(EXERCISE INSTRUCTIONS): Output the material beneath this task exactly, images excluded.

-----

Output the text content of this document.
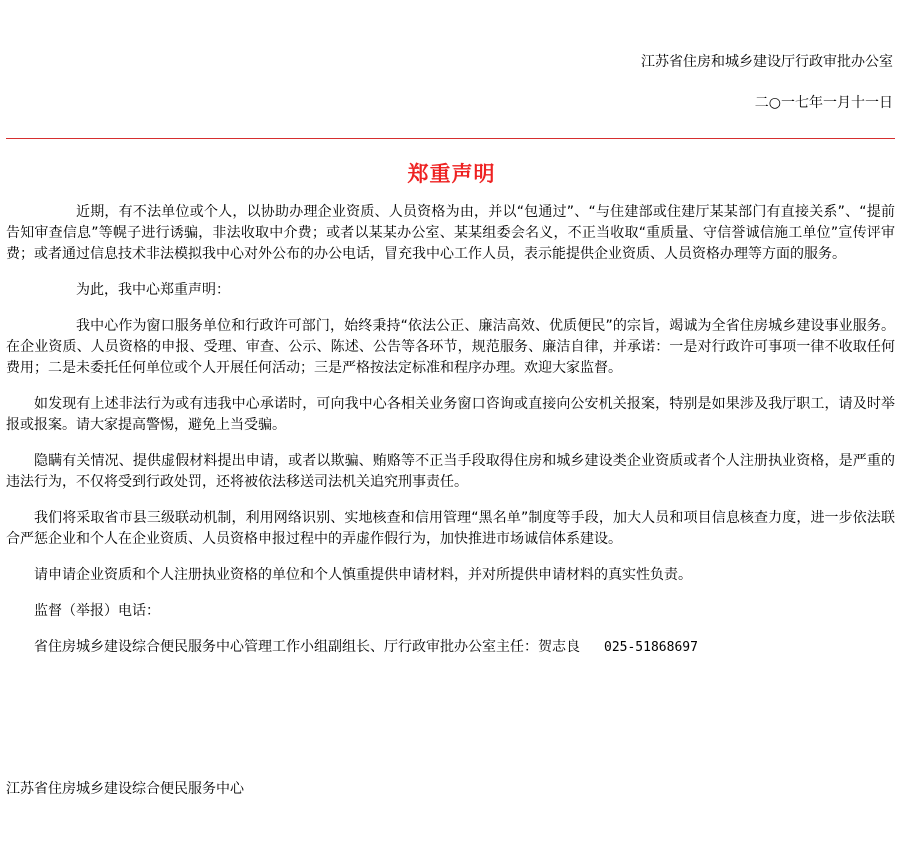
江苏省住房和城乡建设厅行政审批办公室
二○一七年一月十一日
郑重声明

近期，有不法单位或个人，以协助办理企业资质、人员资格为由，并以“包通过”、“与住建部或住建厅某某部门有直接关系”、“提前告知审查信息”等幌子进行诱骗，非法收取中介费；或者以某某办公室、某某组委会名义，不正当收取“重质量、守信誉诚信施工单位”宣传评审费；或者通过信息技术非法模拟我中心对外公布的办公电话，冒充我中心工作人员，表示能提供企业资质、人员资格办理等方面的服务。

为此，我中心郑重声明：

我中心作为窗口服务单位和行政许可部门，始终秉持“依法公正、廉洁高效、优质便民”的宗旨，竭诚为全省住房城乡建设事业服务。在企业资质、人员资格的申报、受理、审查、公示、陈述、公告等各环节，规范服务、廉洁自律，并承诺：一是对行政许可事项一律不收取任何费用；二是未委托任何单位或个人开展任何活动；三是严格按法定标准和程序办理。欢迎大家监督。

如发现有上述非法行为或有违我中心承诺时，可向我中心各相关业务窗口咨询或直接向公安机关报案，特别是如果涉及我厅职工，请及时举报或报案。请大家提高警惕，避免上当受骗。

隐瞒有关情况、提供虚假材料提出申请，或者以欺骗、贿赂等不正当手段取得住房和城乡建设类企业资质或者个人注册执业资格，是严重的违法行为，不仅将受到行政处罚，还将被依法移送司法机关追究刑事责任。

我们将采取省市县三级联动机制，利用网络识别、实地核查和信用管理“黑名单”制度等手段，加大人员和项目信息核查力度，进一步依法联合严惩企业和个人在企业资质、人员资格申报过程中的弄虚作假行为，加快推进市场诚信体系建设。

请申请企业资质和个人注册执业资格的单位和个人慎重提供申请材料，并对所提供申请材料的真实性负责。

监督（举报）电话：

省住房城乡建设综合便民服务中心管理工作小组副组长、厅行政审批办公室主任：贺志良 025-51868697

江苏省住房城乡建设综合便民服务中心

-----

(TASK RESULT):
Output the text content of this document.
江苏省住房和城乡建设厅行政审批办公室
二○一七年一月十一日
郑重声明

近期，有不法单位或个人，以协助办理企业资质、人员资格为由，并以“包通过”、“与住建部或住建厅某某部门有直接关系”、“提前告知审查信息”等幌子进行诱骗，非法收取中介费；或者以某某办公室、某某组委会名义，不正当收取“重质量、守信誉诚信施工单位”宣传评审费；或者通过信息技术非法模拟我中心对外公布的办公电话，冒充我中心工作人员，表示能提供企业资质、人员资格办理等方面的服务。

为此，我中心郑重声明：

我中心作为窗口服务单位和行政许可部门，始终秉持“依法公正、廉洁高效、优质便民”的宗旨，竭诚为全省住房城乡建设事业服务。在企业资质、人员资格的申报、受理、审查、公示、陈述、公告等各环节，规范服务、廉洁自律，并承诺：一是对行政许可事项一律不收取任何费用；二是未委托任何单位或个人开展任何活动；三是严格按法定标准和程序办理。欢迎大家监督。

如发现有上述非法行为或有违我中心承诺时，可向我中心各相关业务窗口咨询或直接向公安机关报案，特别是如果涉及我厅职工，请及时举报或报案。请大家提高警惕，避免上当受骗。

隐瞒有关情况、提供虚假材料提出申请，或者以欺骗、贿赂等不正当手段取得住房和城乡建设类企业资质或者个人注册执业资格，是严重的违法行为，不仅将受到行政处罚，还将被依法移送司法机关追究刑事责任。

我们将采取省市县三级联动机制，利用网络识别、实地核查和信用管理“黑名单”制度等手段，加大人员和项目信息核查力度，进一步依法联合严惩企业和个人在企业资质、人员资格申报过程中的弄虚作假行为，加快推进市场诚信体系建设。

请申请企业资质和个人注册执业资格的单位和个人慎重提供申请材料，并对所提供申请材料的真实性负责。

监督（举报）电话：

省住房城乡建设综合便民服务中心管理工作小组副组长、厅行政审批办公室主任：贺志良 025-51868697

江苏省住房城乡建设综合便民服务中心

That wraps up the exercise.